**WHAT YOU WILL DO**: Go through the records below line by line. Count the lines with "Appetitlosigkeit" and give the count alone.

(Records)
######

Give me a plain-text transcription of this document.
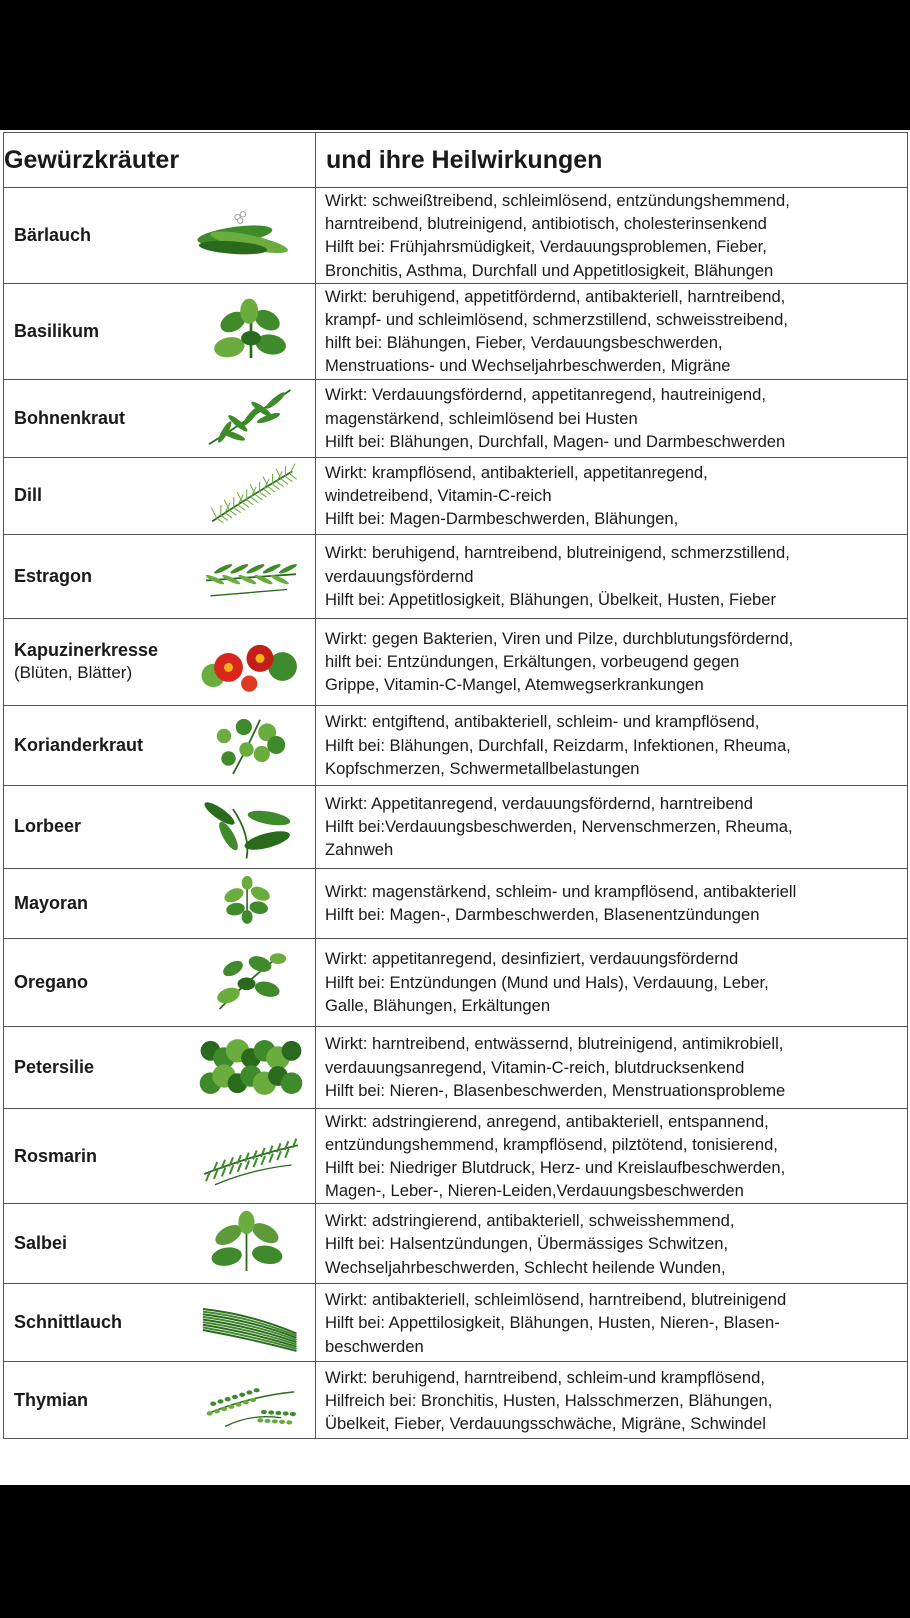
Gewürzkräuter		und ihre Heilwirkungen
Bärlauch		Wirkt: schweißtreibend, schleimlösend, entzündungshemmend,
harntreibend, blutreinigend, antibiotisch, cholesterinsenkend
Hilft bei: Frühjahrsmüdigkeit, Verdauungsproblemen, Fieber,
Bronchitis, Asthma, Durchfall und Appetitlosigkeit, Blähungen

Basilikum		Wirkt: beruhigend, appetitfördernd, antibakteriell, harntreibend,
krampf- und schleimlösend, schmerzstillend, schweisstreibend,
hilft bei: Blähungen, Fieber, Verdauungsbeschwerden,
Menstruations- und Wechseljahrbeschwerden, Migräne

Bohnenkraut		Wirkt: Verdauungsfördernd, appetitanregend, hautreinigend,
magenstärkend, schleimlösend bei Husten
Hilft bei: Blähungen, Durchfall, Magen- und Darmbeschwerden

Dill		Wirkt: krampflösend, antibakteriell, appetitanregend,
windetreibend, Vitamin-C-reich
Hilft bei: Magen-Darmbeschwerden, Blähungen,

Estragon		Wirkt: beruhigend, harntreibend, blutreinigend, schmerzstillend,
verdauungsfördernd
Hilft bei: Appetitlosigkeit, Blähungen, Übelkeit, Husten, Fieber

Kapuzinerkresse
(Blüten, Blätter)		Wirkt: gegen Bakterien, Viren und Pilze, durchblutungsfördernd,
hilft bei: Entzündungen, Erkältungen, vorbeugend gegen
Grippe, Vitamin-C-Mangel, Atemwegserkrankungen

Korianderkraut		Wirkt: entgiftend, antibakteriell, schleim- und krampflösend,
Hilft bei: Blähungen, Durchfall, Reizdarm, Infektionen, Rheuma,
Kopfschmerzen, Schwermetallbelastungen

Lorbeer		Wirkt: Appetitanregend, verdauungsfördernd, harntreibend
Hilft bei:Verdauungsbeschwerden, Nervenschmerzen, Rheuma,
Zahnweh

Mayoran		Wirkt: magenstärkend, schleim- und krampflösend, antibakteriell
Hilft bei: Magen-, Darmbeschwerden, Blasenentzündungen

Oregano		Wirkt: appetitanregend, desinfiziert, verdauungsfördernd
Hilft bei: Entzündungen (Mund und Hals), Verdauung, Leber,
Galle, Blähungen, Erkältungen

Petersilie		Wirkt: harntreibend, entwässernd, blutreinigend, antimikrobiell,
verdauungsanregend, Vitamin-C-reich, blutdrucksenkend
Hilft bei: Nieren-, Blasenbeschwerden, Menstruationsprobleme

Rosmarin		Wirkt: adstringierend, anregend, antibakteriell, entspannend,
entzündungshemmend, krampflösend, pilztötend, tonisierend,
Hilft bei: Niedriger Blutdruck, Herz- und Kreislaufbeschwerden,
Magen-, Leber-, Nieren-Leiden,Verdauungsbeschwerden

Salbei		Wirkt: adstringierend, antibakteriell, schweisshemmend,
Hilft bei: Halsentzündungen, Übermässiges Schwitzen,
Wechseljahrbeschwerden, Schlecht heilende Wunden,

Schnittlauch		Wirkt: antibakteriell, schleimlösend, harntreibend, blutreinigend
Hilft bei: Appettilosigkeit, Blähungen, Husten, Nieren-, Blasen-
beschwerden

Thymian		Wirkt: beruhigend, harntreibend, schleim-und krampflösend,
Hilfreich bei: Bronchitis, Husten, Halsschmerzen, Blähungen,
Übelkeit, Fieber, Verdauungsschwäche, Migräne, Schwindel
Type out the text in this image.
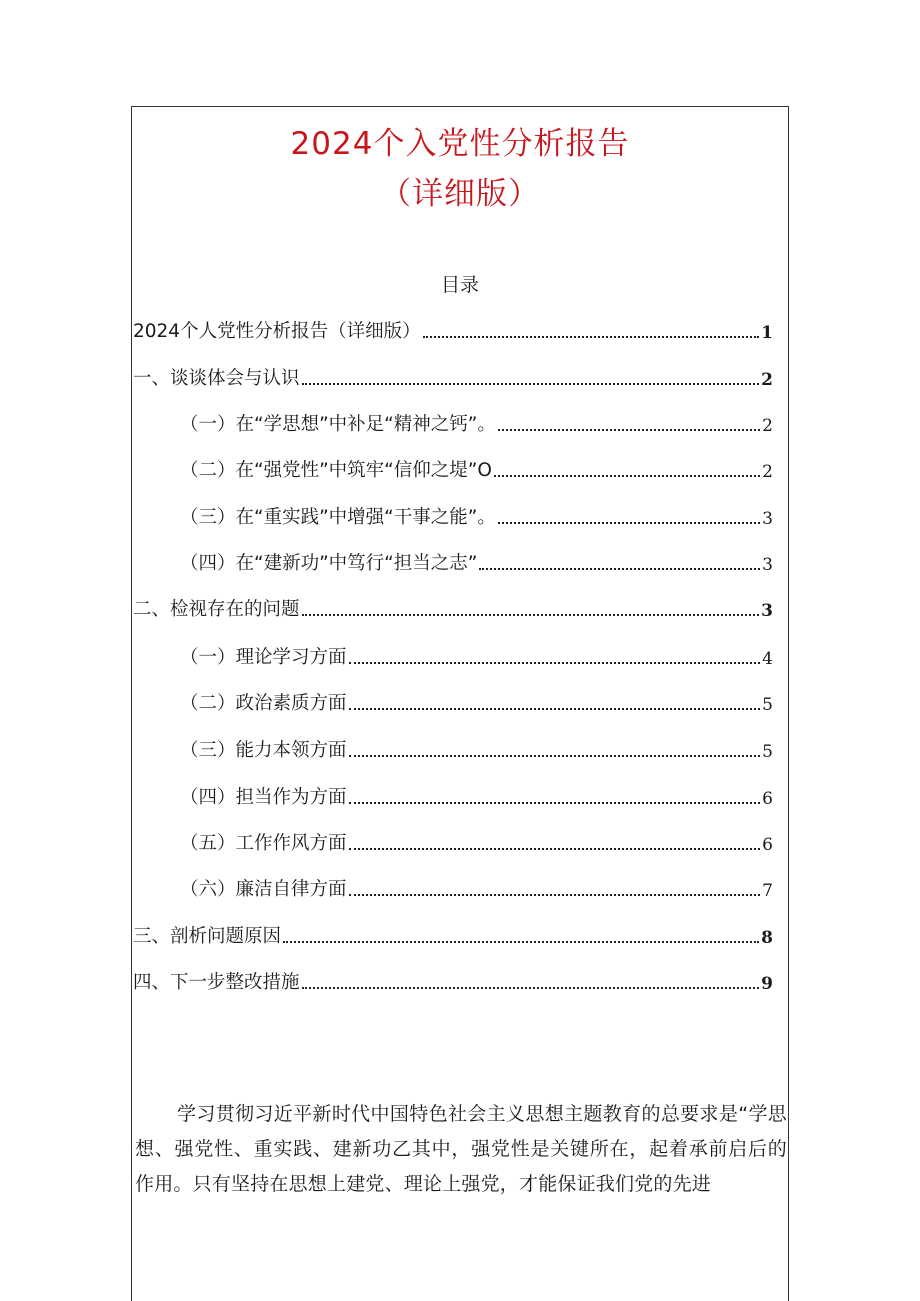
2024个入党性分析报告
（详细版）
目录
2024个人党性分析报告（详细版）	1
一、谈谈体会与认识	2
（一）在“学思想”中补足“精神之钙”。	2
（二）在“强党性”中筑牢“信仰之堤”O	2
（三）在“重实践”中增强“干事之能”。	3
（四）在“建新功”中笃行“担当之志”	3
二、检视存在的问题	3
（一）理论学习方面	4
（二）政治素质方面	5
（三）能力本领方面	5
（四）担当作为方面	6
（五）工作作风方面	6
（六）廉洁自律方面	7
三、剖析问题原因	8
四、下一步整改措施	9
学习贯彻习近平新时代中国特色社会主义思想主题教育的总要求是“学思想、强党性、重实践、建新功乙其中，强党性是关键所在，起着承前启后的作用。只有坚持在思想上建党、理论上强党，才能保证我们党的先进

######

**ANSWER TO THE EXERCISE**: 2